• [TO DO] The records that follow are to be repeated exactly, with the pictures removed.

• [DATA SECTION]
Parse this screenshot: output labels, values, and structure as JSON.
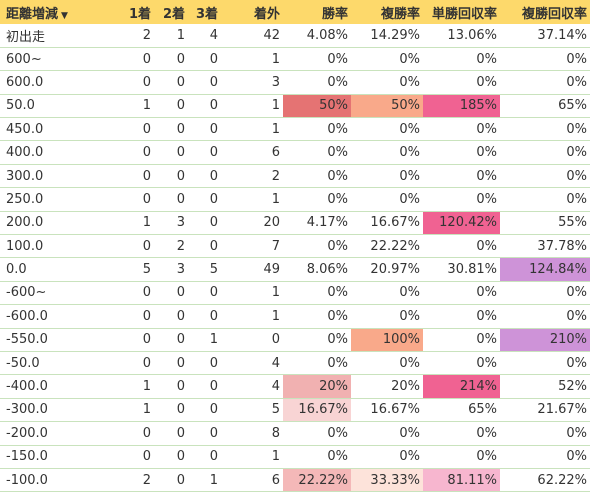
{
  "table": {
    "headers": [
      "距離増減",
      "1着",
      "2着",
      "3着",
      "着外",
      "勝率",
      "複勝率",
      "単勝回収率",
      "複勝回収率"
    ],
    "sort_indicator": "▼",
    "rows": [
      [
        "初出走",
        "2",
        "1",
        "4",
        "42",
        "4.08%",
        "14.29%",
        "13.06%",
        "37.14%"
      ],
      [
        "600~",
        "0",
        "0",
        "0",
        "1",
        "0%",
        "0%",
        "0%",
        "0%"
      ],
      [
        "600.0",
        "0",
        "0",
        "0",
        "3",
        "0%",
        "0%",
        "0%",
        "0%"
      ],
      [
        "50.0",
        "1",
        "0",
        "0",
        "1",
        "50%",
        "50%",
        "185%",
        "65%"
      ],
      [
        "450.0",
        "0",
        "0",
        "0",
        "1",
        "0%",
        "0%",
        "0%",
        "0%"
      ],
      [
        "400.0",
        "0",
        "0",
        "0",
        "6",
        "0%",
        "0%",
        "0%",
        "0%"
      ],
      [
        "300.0",
        "0",
        "0",
        "0",
        "2",
        "0%",
        "0%",
        "0%",
        "0%"
      ],
      [
        "250.0",
        "0",
        "0",
        "0",
        "1",
        "0%",
        "0%",
        "0%",
        "0%"
      ],
      [
        "200.0",
        "1",
        "3",
        "0",
        "20",
        "4.17%",
        "16.67%",
        "120.42%",
        "55%"
      ],
      [
        "100.0",
        "0",
        "2",
        "0",
        "7",
        "0%",
        "22.22%",
        "0%",
        "37.78%"
      ],
      [
        "0.0",
        "5",
        "3",
        "5",
        "49",
        "8.06%",
        "20.97%",
        "30.81%",
        "124.84%"
      ],
      [
        "-600~",
        "0",
        "0",
        "0",
        "1",
        "0%",
        "0%",
        "0%",
        "0%"
      ],
      [
        "-600.0",
        "0",
        "0",
        "0",
        "1",
        "0%",
        "0%",
        "0%",
        "0%"
      ],
      [
        "-550.0",
        "0",
        "0",
        "1",
        "0",
        "0%",
        "100%",
        "0%",
        "210%"
      ],
      [
        "-50.0",
        "0",
        "0",
        "0",
        "4",
        "0%",
        "0%",
        "0%",
        "0%"
      ],
      [
        "-400.0",
        "1",
        "0",
        "0",
        "4",
        "20%",
        "20%",
        "214%",
        "52%"
      ],
      [
        "-300.0",
        "1",
        "0",
        "0",
        "5",
        "16.67%",
        "16.67%",
        "65%",
        "21.67%"
      ],
      [
        "-200.0",
        "0",
        "0",
        "0",
        "8",
        "0%",
        "0%",
        "0%",
        "0%"
      ],
      [
        "-150.0",
        "0",
        "0",
        "0",
        "1",
        "0%",
        "0%",
        "0%",
        "0%"
      ],
      [
        "-100.0",
        "2",
        "0",
        "1",
        "6",
        "22.22%",
        "33.33%",
        "81.11%",
        "62.22%"
      ]
    ],
    "highlights": [
      {
        "row": 3,
        "col": 5,
        "color": "#e57373"
      },
      {
        "row": 3,
        "col": 6,
        "color": "#f9a98a"
      },
      {
        "row": 3,
        "col": 7,
        "color": "#f06292"
      },
      {
        "row": 8,
        "col": 7,
        "color": "#f06292"
      },
      {
        "row": 10,
        "col": 8,
        "color": "#ce93d8"
      },
      {
        "row": 13,
        "col": 6,
        "color": "#f9a98a"
      },
      {
        "row": 13,
        "col": 8,
        "color": "#ce93d8"
      },
      {
        "row": 15,
        "col": 5,
        "color": "#f1b1b1"
      },
      {
        "row": 15,
        "col": 7,
        "color": "#f06292"
      },
      {
        "row": 16,
        "col": 5,
        "color": "#f8d4d4"
      },
      {
        "row": 19,
        "col": 5,
        "color": "#f4b8b8"
      },
      {
        "row": 19,
        "col": 6,
        "color": "#fde3da"
      },
      {
        "row": 19,
        "col": 7,
        "color": "#f7b6cf"
      }
    ],
    "colors": {
      "header_bg": "#fdd96b",
      "row_border": "#c9e3bd",
      "text": "#333333"
    }
  }
}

• [FINAL ANSWER]
Parse this screenshot: output labels, values, and structure as JSON.
{
  "table": {
    "headers": [
      "距離増減",
      "1着",
      "2着",
      "3着",
      "着外",
      "勝率",
      "複勝率",
      "単勝回収率",
      "複勝回収率"
    ],
    "sort_indicator": "▼",
    "rows": [
      [
        "初出走",
        "2",
        "1",
        "4",
        "42",
        "4.08%",
        "14.29%",
        "13.06%",
        "37.14%"
      ],
      [
        "600~",
        "0",
        "0",
        "0",
        "1",
        "0%",
        "0%",
        "0%",
        "0%"
      ],
      [
        "600.0",
        "0",
        "0",
        "0",
        "3",
        "0%",
        "0%",
        "0%",
        "0%"
      ],
      [
        "50.0",
        "1",
        "0",
        "0",
        "1",
        "50%",
        "50%",
        "185%",
        "65%"
      ],
      [
        "450.0",
        "0",
        "0",
        "0",
        "1",
        "0%",
        "0%",
        "0%",
        "0%"
      ],
      [
        "400.0",
        "0",
        "0",
        "0",
        "6",
        "0%",
        "0%",
        "0%",
        "0%"
      ],
      [
        "300.0",
        "0",
        "0",
        "0",
        "2",
        "0%",
        "0%",
        "0%",
        "0%"
      ],
      [
        "250.0",
        "0",
        "0",
        "0",
        "1",
        "0%",
        "0%",
        "0%",
        "0%"
      ],
      [
        "200.0",
        "1",
        "3",
        "0",
        "20",
        "4.17%",
        "16.67%",
        "120.42%",
        "55%"
      ],
      [
        "100.0",
        "0",
        "2",
        "0",
        "7",
        "0%",
        "22.22%",
        "0%",
        "37.78%"
      ],
      [
        "0.0",
        "5",
        "3",
        "5",
        "49",
        "8.06%",
        "20.97%",
        "30.81%",
        "124.84%"
      ],
      [
        "-600~",
        "0",
        "0",
        "0",
        "1",
        "0%",
        "0%",
        "0%",
        "0%"
      ],
      [
        "-600.0",
        "0",
        "0",
        "0",
        "1",
        "0%",
        "0%",
        "0%",
        "0%"
      ],
      [
        "-550.0",
        "0",
        "0",
        "1",
        "0",
        "0%",
        "100%",
        "0%",
        "210%"
      ],
      [
        "-50.0",
        "0",
        "0",
        "0",
        "4",
        "0%",
        "0%",
        "0%",
        "0%"
      ],
      [
        "-400.0",
        "1",
        "0",
        "0",
        "4",
        "20%",
        "20%",
        "214%",
        "52%"
      ],
      [
        "-300.0",
        "1",
        "0",
        "0",
        "5",
        "16.67%",
        "16.67%",
        "65%",
        "21.67%"
      ],
      [
        "-200.0",
        "0",
        "0",
        "0",
        "8",
        "0%",
        "0%",
        "0%",
        "0%"
      ],
      [
        "-150.0",
        "0",
        "0",
        "0",
        "1",
        "0%",
        "0%",
        "0%",
        "0%"
      ],
      [
        "-100.0",
        "2",
        "0",
        "1",
        "6",
        "22.22%",
        "33.33%",
        "81.11%",
        "62.22%"
      ]
    ],
    "highlights": [
      {
        "row": 3,
        "col": 5,
        "color": "#e57373"
      },
      {
        "row": 3,
        "col": 6,
        "color": "#f9a98a"
      },
      {
        "row": 3,
        "col": 7,
        "color": "#f06292"
      },
      {
        "row": 8,
        "col": 7,
        "color": "#f06292"
      },
      {
        "row": 10,
        "col": 8,
        "color": "#ce93d8"
      },
      {
        "row": 13,
        "col": 6,
        "color": "#f9a98a"
      },
      {
        "row": 13,
        "col": 8,
        "color": "#ce93d8"
      },
      {
        "row": 15,
        "col": 5,
        "color": "#f1b1b1"
      },
      {
        "row": 15,
        "col": 7,
        "color": "#f06292"
      },
      {
        "row": 16,
        "col": 5,
        "color": "#f8d4d4"
      },
      {
        "row": 19,
        "col": 5,
        "color": "#f4b8b8"
      },
      {
        "row": 19,
        "col": 6,
        "color": "#fde3da"
      },
      {
        "row": 19,
        "col": 7,
        "color": "#f7b6cf"
      }
    ],
    "colors": {
      "header_bg": "#fdd96b",
      "row_border": "#c9e3bd",
      "text": "#333333"
    }
  }
}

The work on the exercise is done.